TASK TO CARRY OUT: Please pick out each line of the records below that contains the string "section" and copy those lines.
════════
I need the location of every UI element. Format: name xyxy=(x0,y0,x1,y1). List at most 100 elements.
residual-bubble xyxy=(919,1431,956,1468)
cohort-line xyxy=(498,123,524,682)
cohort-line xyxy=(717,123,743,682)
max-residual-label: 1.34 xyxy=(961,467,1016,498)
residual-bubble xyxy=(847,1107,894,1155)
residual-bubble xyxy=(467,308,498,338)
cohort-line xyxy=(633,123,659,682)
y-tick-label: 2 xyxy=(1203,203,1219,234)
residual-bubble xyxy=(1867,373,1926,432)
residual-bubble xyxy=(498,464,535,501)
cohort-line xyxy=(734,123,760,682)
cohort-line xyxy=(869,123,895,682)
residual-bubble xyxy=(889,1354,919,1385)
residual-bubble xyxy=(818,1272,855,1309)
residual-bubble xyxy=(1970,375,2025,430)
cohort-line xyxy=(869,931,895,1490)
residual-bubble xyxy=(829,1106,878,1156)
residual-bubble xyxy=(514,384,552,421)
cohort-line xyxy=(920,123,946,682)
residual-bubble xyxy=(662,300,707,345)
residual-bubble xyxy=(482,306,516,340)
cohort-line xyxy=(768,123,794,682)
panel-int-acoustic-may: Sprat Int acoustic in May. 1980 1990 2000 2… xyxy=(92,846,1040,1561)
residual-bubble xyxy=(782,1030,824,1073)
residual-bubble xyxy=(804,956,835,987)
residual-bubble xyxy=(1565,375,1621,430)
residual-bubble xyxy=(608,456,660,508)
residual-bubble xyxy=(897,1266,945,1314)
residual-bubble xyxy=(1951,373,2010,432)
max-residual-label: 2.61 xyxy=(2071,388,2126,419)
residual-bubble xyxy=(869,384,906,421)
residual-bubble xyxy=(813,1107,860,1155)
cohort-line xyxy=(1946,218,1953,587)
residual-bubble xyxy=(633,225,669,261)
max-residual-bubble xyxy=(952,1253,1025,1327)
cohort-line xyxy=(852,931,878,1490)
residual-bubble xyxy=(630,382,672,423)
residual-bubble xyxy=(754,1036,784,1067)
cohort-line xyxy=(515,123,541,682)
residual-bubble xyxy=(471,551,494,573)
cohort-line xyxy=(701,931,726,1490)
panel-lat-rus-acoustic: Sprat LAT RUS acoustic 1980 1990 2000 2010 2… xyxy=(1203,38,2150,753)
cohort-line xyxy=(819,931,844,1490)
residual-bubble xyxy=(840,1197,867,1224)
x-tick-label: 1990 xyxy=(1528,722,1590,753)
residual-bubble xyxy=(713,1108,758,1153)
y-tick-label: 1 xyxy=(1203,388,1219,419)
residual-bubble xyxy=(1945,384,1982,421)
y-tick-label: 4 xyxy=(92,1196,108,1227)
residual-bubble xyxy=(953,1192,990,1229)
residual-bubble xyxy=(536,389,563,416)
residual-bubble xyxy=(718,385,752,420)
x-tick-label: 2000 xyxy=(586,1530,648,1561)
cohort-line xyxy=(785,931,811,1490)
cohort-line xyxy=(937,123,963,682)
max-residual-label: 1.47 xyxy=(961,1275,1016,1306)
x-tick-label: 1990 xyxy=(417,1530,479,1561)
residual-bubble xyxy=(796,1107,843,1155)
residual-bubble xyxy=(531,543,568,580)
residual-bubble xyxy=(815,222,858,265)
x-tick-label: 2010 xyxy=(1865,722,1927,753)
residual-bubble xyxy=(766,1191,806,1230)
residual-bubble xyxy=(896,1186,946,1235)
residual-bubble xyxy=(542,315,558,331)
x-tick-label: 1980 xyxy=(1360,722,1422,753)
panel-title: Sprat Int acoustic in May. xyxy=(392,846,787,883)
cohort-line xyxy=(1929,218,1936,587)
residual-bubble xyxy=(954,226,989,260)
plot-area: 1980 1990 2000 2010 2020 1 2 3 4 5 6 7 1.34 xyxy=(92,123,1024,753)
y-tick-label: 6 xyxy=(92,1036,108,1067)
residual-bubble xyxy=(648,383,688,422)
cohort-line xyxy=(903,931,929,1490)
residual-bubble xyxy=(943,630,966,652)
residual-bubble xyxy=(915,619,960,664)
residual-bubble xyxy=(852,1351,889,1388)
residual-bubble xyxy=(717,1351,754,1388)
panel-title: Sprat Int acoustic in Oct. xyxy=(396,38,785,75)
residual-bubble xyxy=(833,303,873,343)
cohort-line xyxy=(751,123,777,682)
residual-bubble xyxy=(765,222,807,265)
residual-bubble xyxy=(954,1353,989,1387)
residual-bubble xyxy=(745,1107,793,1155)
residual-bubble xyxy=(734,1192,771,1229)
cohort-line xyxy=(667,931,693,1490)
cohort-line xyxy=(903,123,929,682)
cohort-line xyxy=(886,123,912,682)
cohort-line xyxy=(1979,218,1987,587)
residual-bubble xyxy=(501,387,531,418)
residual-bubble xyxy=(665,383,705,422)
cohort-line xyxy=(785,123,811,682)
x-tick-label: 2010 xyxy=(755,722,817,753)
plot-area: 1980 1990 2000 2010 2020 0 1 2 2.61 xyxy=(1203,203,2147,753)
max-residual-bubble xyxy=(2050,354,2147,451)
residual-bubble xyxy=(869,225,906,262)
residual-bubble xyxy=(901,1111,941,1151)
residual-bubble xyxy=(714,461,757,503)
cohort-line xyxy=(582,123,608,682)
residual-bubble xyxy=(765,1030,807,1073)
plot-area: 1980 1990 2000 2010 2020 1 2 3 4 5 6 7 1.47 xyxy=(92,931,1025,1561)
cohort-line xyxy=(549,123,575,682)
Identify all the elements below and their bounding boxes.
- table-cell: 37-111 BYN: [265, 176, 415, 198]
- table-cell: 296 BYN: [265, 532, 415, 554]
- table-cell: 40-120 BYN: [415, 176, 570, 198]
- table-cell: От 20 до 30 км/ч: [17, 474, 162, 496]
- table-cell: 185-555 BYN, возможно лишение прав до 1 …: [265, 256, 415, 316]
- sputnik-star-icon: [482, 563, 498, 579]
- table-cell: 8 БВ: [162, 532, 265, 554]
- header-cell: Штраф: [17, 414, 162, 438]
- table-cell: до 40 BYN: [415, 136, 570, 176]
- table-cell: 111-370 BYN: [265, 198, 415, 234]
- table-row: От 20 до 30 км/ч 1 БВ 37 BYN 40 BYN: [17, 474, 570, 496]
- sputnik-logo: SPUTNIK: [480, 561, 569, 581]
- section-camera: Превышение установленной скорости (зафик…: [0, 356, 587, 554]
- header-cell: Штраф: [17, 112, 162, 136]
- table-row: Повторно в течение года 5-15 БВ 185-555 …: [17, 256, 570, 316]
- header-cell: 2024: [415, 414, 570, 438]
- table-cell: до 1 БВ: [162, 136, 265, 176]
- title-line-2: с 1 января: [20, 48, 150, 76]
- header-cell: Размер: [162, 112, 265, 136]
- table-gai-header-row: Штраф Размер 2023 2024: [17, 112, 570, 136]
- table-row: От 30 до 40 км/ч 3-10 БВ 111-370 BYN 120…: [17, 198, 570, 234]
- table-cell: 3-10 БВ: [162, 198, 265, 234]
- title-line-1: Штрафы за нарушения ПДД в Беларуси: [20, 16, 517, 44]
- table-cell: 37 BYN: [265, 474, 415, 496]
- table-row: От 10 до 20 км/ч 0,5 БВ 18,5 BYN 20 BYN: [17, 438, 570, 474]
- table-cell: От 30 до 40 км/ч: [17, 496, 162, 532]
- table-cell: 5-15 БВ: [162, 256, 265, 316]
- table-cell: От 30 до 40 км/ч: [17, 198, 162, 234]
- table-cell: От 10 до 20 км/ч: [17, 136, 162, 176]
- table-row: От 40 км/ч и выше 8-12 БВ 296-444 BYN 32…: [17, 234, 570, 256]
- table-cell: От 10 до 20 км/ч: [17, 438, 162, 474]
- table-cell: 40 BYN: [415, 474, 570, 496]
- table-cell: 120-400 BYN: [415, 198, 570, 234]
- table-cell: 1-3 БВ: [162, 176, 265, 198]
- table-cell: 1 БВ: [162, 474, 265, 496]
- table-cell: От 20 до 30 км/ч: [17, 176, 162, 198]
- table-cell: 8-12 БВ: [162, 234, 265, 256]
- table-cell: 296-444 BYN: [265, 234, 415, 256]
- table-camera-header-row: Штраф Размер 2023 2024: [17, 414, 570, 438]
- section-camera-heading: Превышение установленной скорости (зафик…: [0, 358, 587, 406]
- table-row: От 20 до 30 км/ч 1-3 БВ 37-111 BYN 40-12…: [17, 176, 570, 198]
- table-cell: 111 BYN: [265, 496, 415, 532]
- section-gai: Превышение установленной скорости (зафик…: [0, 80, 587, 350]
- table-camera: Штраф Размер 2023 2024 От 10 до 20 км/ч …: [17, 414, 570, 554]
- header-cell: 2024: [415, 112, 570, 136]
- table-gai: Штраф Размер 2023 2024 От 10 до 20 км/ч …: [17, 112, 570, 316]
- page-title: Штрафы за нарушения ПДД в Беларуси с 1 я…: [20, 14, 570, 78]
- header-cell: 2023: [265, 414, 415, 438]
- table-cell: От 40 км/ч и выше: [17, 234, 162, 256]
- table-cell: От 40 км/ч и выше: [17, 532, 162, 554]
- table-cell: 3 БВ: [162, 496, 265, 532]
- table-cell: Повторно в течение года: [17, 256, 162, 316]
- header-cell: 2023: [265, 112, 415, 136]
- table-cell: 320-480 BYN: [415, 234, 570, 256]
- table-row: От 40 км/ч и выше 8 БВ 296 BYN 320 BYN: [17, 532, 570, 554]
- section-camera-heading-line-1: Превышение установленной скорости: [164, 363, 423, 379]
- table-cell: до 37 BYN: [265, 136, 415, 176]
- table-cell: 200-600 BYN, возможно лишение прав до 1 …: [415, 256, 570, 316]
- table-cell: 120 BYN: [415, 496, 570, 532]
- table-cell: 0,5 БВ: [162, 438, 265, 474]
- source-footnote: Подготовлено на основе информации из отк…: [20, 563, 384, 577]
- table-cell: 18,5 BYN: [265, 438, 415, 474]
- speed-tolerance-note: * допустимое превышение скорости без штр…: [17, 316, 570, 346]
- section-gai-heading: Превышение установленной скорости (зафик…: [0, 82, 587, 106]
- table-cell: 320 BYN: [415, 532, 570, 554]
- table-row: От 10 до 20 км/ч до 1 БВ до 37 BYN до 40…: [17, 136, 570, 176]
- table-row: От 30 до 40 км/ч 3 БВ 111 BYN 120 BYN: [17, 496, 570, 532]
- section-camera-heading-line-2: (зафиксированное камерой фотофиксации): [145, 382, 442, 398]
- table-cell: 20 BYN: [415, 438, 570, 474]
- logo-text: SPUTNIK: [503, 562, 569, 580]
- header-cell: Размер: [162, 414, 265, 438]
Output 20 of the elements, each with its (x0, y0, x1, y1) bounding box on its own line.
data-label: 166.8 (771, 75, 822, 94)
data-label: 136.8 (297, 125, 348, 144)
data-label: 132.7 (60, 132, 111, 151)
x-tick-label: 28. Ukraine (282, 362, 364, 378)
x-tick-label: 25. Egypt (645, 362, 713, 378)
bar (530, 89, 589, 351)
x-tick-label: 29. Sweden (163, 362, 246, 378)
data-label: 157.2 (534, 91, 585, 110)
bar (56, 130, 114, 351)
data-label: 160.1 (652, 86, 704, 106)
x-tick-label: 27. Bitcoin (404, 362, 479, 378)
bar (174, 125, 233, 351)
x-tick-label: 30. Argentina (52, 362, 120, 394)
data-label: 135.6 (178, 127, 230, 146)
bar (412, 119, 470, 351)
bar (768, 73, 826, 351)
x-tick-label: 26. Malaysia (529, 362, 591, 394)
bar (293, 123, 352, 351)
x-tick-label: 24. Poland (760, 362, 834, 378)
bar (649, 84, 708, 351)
════════
RESULT FOR THIS EXERCISE:
- section-camera: Превышение установленной скорости (зафик…: [0, 356, 587, 554]
- section-camera-heading: Превышение установленной скорости (зафик…: [0, 358, 587, 406]
- section-gai: Превышение установленной скорости (зафик…: [0, 80, 587, 350]
- section-camera-heading-line-1: Превышение установленной скорости: [164, 363, 423, 379]
- section-gai-heading: Превышение установленной скорости (зафик…: [0, 82, 587, 106]
- section-camera-heading-line-2: (зафиксированное камерой фотофиксации): [145, 382, 442, 398]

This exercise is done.